Return the listing below exactly, with the pictures dropped.

* START *

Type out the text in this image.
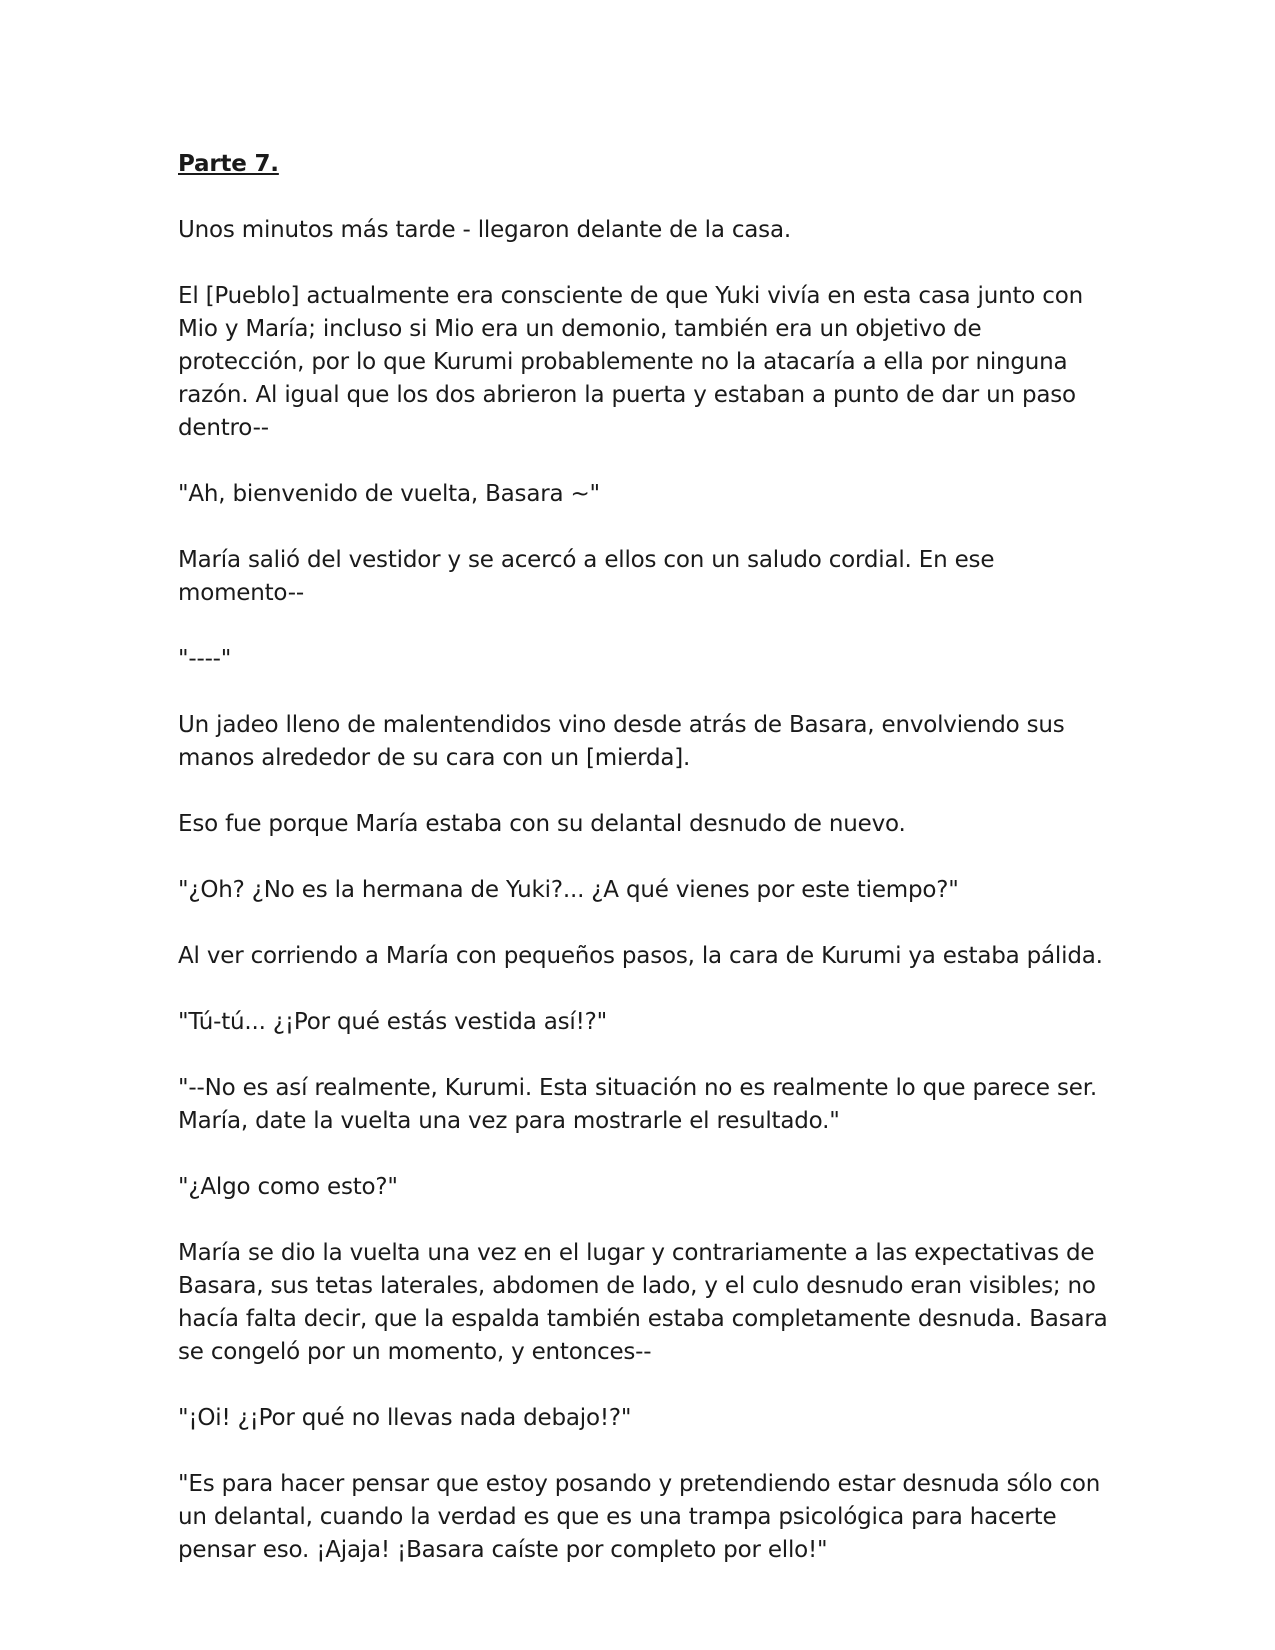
Parte 7.

Unos minutos más tarde - llegaron delante de la casa.

El [Pueblo] actualmente era consciente de que Yuki vivía en esta casa junto con Mio y María; incluso si Mio era un demonio, también era un objetivo de protección, por lo que Kurumi probablemente no la atacaría a ella por ninguna razón. Al igual que los dos abrieron la puerta y estaban a punto de dar un paso dentro--

"Ah, bienvenido de vuelta, Basara ~"

María salió del vestidor y se acercó a ellos con un saludo cordial. En ese momento--

"----"

Un jadeo lleno de malentendidos vino desde atrás de Basara, envolviendo sus manos alrededor de su cara con un [mierda].

Eso fue porque María estaba con su delantal desnudo de nuevo.

"¿Oh? ¿No es la hermana de Yuki?... ¿A qué vienes por este tiempo?"

Al ver corriendo a María con pequeños pasos, la cara de Kurumi ya estaba pálida.

"Tú-tú... ¿¡Por qué estás vestida así!?"

"--No es así realmente, Kurumi. Esta situación no es realmente lo que parece ser. María, date la vuelta una vez para mostrarle el resultado."

"¿Algo como esto?"

María se dio la vuelta una vez en el lugar y contrariamente a las expectativas de Basara, sus tetas laterales, abdomen de lado, y el culo desnudo eran visibles; no hacía falta decir, que la espalda también estaba completamente desnuda. Basara se congeló por un momento, y entonces--

"¡Oi! ¿¡Por qué no llevas nada debajo!?"

"Es para hacer pensar que estoy posando y pretendiendo estar desnuda sólo con un delantal, cuando la verdad es que es una trampa psicológica para hacerte pensar eso. ¡Ajaja! ¡Basara caíste por completo por ello!"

* END *

- **Problem solution**
Type out the text in this image.
Parte 7.

Unos minutos más tarde - llegaron delante de la casa.

El [Pueblo] actualmente era consciente de que Yuki vivía en esta casa junto con Mio y María; incluso si Mio era un demonio, también era un objetivo de protección, por lo que Kurumi probablemente no la atacaría a ella por ninguna razón. Al igual que los dos abrieron la puerta y estaban a punto de dar un paso dentro--

"Ah, bienvenido de vuelta, Basara ~"

María salió del vestidor y se acercó a ellos con un saludo cordial. En ese momento--

"----"

Un jadeo lleno de malentendidos vino desde atrás de Basara, envolviendo sus manos alrededor de su cara con un [mierda].

Eso fue porque María estaba con su delantal desnudo de nuevo.

"¿Oh? ¿No es la hermana de Yuki?... ¿A qué vienes por este tiempo?"

Al ver corriendo a María con pequeños pasos, la cara de Kurumi ya estaba pálida.

"Tú-tú... ¿¡Por qué estás vestida así!?"

"--No es así realmente, Kurumi. Esta situación no es realmente lo que parece ser. María, date la vuelta una vez para mostrarle el resultado."

"¿Algo como esto?"

María se dio la vuelta una vez en el lugar y contrariamente a las expectativas de Basara, sus tetas laterales, abdomen de lado, y el culo desnudo eran visibles; no hacía falta decir, que la espalda también estaba completamente desnuda. Basara se congeló por un momento, y entonces--

"¡Oi! ¿¡Por qué no llevas nada debajo!?"

"Es para hacer pensar que estoy posando y pretendiendo estar desnuda sólo con un delantal, cuando la verdad es que es una trampa psicológica para hacerte pensar eso. ¡Ajaja! ¡Basara caíste por completo por ello!"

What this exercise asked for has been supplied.